- _PROBLEM DETAILS_:
Pick out each line below that contains the string "Rate".

- _PROVIDED INFORMATION_:

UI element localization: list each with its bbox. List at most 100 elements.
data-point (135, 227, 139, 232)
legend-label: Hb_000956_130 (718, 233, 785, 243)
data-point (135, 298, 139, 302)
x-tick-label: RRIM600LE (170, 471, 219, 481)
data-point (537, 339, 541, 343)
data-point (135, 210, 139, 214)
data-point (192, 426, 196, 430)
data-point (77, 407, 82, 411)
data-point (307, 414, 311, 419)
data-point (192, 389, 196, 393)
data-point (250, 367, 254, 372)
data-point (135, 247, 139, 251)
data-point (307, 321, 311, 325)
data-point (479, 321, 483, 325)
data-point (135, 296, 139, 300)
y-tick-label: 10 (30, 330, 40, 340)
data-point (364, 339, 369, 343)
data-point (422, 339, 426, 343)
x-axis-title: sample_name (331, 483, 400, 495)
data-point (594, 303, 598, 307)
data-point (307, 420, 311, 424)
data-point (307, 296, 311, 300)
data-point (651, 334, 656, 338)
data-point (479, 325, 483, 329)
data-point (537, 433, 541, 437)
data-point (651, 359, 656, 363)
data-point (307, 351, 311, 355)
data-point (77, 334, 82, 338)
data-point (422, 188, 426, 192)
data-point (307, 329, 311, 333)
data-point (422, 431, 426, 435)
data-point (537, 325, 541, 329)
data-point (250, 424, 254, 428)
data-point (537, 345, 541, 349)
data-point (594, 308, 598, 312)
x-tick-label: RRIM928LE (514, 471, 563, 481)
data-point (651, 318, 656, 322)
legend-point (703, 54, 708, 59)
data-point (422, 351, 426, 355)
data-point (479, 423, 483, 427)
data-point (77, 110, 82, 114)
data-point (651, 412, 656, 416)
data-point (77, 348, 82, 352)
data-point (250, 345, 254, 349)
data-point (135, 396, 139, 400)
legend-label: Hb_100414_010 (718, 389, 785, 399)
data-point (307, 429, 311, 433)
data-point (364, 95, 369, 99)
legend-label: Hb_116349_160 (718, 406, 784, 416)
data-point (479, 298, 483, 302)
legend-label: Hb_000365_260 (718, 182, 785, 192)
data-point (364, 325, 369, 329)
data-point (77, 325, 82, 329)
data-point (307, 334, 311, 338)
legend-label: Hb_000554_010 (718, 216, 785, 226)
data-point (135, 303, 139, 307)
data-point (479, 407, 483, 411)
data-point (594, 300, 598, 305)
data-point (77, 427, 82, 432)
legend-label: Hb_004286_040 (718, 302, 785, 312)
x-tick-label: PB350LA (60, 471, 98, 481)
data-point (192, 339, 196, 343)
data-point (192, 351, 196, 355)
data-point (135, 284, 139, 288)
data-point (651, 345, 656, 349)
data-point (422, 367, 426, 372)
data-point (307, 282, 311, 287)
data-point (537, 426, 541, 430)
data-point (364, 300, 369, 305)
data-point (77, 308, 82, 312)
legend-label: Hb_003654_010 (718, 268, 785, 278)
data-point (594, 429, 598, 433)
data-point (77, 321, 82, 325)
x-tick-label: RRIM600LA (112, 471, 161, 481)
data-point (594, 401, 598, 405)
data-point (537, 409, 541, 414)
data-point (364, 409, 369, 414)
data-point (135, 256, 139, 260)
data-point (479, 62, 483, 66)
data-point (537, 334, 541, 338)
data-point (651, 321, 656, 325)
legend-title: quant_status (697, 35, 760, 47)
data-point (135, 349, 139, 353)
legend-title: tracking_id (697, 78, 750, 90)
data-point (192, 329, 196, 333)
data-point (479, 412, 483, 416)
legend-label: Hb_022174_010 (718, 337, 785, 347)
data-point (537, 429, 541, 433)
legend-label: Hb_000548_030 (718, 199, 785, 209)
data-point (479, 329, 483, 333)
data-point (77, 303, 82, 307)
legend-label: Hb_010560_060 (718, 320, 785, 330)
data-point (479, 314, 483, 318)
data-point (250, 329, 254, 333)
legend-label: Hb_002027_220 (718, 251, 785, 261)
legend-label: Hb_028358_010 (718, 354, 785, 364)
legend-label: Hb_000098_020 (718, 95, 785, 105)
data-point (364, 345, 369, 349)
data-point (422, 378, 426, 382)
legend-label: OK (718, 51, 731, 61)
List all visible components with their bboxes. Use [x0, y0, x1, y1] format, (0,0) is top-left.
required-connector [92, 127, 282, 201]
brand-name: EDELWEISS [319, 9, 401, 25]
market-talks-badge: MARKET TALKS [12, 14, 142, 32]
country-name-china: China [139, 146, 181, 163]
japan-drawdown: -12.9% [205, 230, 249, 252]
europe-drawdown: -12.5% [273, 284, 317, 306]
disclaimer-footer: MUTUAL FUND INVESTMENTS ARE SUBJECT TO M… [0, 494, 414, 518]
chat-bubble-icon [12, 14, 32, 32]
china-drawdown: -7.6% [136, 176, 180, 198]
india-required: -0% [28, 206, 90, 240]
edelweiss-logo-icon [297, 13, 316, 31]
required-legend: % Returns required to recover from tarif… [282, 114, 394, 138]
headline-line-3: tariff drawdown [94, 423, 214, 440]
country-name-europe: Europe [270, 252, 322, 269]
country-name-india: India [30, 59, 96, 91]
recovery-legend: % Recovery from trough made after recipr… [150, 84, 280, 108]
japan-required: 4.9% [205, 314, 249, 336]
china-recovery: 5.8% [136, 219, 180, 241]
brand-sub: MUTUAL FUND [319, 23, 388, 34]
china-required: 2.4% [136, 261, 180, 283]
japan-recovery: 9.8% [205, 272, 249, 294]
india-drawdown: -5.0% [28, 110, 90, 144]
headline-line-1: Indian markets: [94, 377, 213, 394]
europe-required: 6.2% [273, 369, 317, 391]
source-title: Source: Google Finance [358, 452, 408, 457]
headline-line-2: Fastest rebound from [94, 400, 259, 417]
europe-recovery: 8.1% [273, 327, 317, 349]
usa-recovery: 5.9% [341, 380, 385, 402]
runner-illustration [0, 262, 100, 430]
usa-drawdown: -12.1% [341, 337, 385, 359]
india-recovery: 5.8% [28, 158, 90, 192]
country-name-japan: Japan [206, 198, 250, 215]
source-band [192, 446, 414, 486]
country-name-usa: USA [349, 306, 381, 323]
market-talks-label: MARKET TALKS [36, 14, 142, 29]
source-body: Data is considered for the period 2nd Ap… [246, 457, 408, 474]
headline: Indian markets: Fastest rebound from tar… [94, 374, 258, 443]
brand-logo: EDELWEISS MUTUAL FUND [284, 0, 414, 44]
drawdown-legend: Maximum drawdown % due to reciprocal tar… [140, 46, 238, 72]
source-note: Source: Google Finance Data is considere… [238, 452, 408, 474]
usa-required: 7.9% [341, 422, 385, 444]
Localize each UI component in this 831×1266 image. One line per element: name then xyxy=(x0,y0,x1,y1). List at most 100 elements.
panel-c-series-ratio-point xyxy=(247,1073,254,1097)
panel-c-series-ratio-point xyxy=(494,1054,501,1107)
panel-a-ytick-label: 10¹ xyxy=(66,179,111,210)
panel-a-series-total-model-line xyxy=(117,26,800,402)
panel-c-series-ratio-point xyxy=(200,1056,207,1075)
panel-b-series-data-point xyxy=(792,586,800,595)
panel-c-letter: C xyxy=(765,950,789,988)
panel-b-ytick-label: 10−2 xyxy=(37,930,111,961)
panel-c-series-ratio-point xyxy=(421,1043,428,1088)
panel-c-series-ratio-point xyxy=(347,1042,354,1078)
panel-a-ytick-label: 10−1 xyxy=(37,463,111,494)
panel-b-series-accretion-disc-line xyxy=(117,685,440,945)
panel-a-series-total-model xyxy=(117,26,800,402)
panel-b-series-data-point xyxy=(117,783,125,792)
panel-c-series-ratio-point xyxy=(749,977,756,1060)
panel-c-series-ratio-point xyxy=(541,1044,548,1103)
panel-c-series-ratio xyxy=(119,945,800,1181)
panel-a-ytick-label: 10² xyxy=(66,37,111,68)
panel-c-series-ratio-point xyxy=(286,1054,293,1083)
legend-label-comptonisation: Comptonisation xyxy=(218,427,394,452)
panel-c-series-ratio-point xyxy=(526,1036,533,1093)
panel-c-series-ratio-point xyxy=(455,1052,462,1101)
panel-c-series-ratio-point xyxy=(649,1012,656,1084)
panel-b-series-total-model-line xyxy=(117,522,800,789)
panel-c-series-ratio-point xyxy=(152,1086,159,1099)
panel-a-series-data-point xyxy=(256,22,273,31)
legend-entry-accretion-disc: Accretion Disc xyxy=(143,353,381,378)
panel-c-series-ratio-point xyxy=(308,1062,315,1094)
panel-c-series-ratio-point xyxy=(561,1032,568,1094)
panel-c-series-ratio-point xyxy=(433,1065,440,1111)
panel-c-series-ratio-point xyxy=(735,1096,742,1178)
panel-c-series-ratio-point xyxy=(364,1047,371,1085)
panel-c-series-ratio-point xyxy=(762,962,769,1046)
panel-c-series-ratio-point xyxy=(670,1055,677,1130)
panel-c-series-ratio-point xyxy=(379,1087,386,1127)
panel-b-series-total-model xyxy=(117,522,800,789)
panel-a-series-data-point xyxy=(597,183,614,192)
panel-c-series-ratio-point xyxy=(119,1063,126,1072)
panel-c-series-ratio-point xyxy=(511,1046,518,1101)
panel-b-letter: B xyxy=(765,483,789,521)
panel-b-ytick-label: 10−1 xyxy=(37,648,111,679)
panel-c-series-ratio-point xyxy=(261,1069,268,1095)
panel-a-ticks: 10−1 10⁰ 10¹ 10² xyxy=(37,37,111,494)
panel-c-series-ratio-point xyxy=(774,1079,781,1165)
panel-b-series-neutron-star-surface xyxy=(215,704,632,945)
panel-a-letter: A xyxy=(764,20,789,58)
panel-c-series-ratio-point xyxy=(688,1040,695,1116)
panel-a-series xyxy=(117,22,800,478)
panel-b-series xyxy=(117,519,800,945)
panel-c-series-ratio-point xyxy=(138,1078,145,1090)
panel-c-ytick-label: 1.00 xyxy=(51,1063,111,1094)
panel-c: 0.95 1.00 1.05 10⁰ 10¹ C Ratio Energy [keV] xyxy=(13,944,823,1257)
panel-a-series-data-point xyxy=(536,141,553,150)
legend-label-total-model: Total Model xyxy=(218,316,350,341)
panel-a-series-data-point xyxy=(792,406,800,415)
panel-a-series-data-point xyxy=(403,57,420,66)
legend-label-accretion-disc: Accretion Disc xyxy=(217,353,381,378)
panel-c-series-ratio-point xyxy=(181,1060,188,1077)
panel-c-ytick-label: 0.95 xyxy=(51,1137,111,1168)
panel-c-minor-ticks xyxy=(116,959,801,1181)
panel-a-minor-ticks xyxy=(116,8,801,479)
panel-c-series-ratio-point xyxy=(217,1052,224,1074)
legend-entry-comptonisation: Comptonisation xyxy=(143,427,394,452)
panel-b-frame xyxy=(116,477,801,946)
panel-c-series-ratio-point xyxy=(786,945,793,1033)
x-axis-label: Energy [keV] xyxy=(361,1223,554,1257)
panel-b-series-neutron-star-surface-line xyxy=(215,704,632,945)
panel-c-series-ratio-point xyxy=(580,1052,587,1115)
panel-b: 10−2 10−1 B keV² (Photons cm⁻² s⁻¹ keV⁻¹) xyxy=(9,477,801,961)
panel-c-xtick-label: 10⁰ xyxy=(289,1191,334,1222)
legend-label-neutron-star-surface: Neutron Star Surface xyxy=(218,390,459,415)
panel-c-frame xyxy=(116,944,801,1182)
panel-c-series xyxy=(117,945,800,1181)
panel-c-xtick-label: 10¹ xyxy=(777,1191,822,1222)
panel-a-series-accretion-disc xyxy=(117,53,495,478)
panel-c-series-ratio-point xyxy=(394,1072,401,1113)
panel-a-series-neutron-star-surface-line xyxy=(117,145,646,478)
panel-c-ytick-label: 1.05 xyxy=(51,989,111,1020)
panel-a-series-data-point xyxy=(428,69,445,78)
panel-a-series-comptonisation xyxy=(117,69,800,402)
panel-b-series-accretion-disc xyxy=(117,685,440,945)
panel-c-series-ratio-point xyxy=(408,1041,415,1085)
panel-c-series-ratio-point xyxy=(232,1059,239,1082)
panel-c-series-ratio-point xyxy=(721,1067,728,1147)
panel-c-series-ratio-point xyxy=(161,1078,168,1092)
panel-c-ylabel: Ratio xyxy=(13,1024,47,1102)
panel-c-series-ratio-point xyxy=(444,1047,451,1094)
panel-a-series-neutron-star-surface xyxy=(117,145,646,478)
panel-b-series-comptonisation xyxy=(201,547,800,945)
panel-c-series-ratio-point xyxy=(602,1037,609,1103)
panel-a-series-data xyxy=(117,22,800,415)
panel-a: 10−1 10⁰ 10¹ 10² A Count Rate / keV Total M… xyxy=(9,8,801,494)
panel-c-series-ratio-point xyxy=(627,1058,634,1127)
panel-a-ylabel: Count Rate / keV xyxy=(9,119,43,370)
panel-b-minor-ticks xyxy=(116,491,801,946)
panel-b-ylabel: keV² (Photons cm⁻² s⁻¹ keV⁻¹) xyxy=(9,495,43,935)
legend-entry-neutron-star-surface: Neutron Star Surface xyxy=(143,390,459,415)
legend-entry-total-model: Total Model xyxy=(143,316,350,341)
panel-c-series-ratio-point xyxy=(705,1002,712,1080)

- _SOLUTION TO THIS PROBLEM_:
panel-a: 10−1 10⁰ 10¹ 10² A Count Rate / keV Total M… xyxy=(9,8,801,494)
panel-a-ylabel: Count Rate / keV xyxy=(9,119,43,370)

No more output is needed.